Stored items
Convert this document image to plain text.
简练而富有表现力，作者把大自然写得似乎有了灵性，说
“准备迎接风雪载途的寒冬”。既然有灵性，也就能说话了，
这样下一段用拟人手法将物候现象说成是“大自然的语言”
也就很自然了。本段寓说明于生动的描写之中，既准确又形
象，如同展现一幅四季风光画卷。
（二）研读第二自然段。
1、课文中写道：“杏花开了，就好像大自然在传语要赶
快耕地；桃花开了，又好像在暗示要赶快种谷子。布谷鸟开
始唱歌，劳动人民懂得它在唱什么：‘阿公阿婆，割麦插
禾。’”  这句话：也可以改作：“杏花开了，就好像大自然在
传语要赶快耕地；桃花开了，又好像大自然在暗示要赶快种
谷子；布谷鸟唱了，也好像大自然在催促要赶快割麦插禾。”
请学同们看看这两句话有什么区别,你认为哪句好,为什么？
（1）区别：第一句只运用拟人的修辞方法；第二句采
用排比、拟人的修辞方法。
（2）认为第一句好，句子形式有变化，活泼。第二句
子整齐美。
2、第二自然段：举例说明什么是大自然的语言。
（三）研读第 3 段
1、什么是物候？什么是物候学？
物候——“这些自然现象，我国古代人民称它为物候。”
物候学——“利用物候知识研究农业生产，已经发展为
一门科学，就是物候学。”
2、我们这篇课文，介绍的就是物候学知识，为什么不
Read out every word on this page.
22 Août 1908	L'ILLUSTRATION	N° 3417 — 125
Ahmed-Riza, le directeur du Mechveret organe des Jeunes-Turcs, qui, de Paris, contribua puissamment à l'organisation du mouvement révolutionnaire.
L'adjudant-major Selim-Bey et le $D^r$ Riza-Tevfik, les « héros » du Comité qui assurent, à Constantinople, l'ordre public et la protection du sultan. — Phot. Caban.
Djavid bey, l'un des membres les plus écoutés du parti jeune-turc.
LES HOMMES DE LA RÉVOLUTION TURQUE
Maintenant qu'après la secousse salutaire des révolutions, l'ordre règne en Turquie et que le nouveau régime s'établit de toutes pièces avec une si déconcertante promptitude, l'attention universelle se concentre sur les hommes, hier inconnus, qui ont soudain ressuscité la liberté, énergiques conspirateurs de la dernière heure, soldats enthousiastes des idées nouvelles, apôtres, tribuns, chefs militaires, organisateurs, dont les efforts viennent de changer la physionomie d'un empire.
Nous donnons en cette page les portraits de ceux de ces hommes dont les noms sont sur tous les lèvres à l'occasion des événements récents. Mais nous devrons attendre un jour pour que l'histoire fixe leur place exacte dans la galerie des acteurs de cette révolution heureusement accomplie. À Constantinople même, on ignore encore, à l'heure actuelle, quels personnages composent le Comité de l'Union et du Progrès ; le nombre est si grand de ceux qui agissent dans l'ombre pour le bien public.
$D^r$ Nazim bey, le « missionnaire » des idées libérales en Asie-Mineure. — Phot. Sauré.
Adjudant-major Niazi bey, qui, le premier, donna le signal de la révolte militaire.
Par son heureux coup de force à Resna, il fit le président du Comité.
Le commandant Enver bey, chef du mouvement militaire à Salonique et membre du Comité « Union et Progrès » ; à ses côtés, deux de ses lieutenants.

What you are asked to do:
Scan the listing above for the word "idées" and copy every line that holds it.

Solution for this task:
Maintenant qu'après la secousse salutaire des révolutions, l'ordre règne en Turquie et que le nouveau régime s'établit de toutes pièces avec une si déconcertante promptitude, l'attention universelle se concentre sur les hommes, hier inconnus, qui ont soudain ressuscité la liberté, énergiques conspirateurs de la dernière heure, soldats enthousiastes des idées nouvelles, apôtres, tribuns, chefs militaires, organisateurs, dont les efforts viennent de changer la physionomie d'un empire.
$D^r$ Nazim bey, le « missionnaire » des idées libérales en Asie-Mineure. — Phot. Sauré.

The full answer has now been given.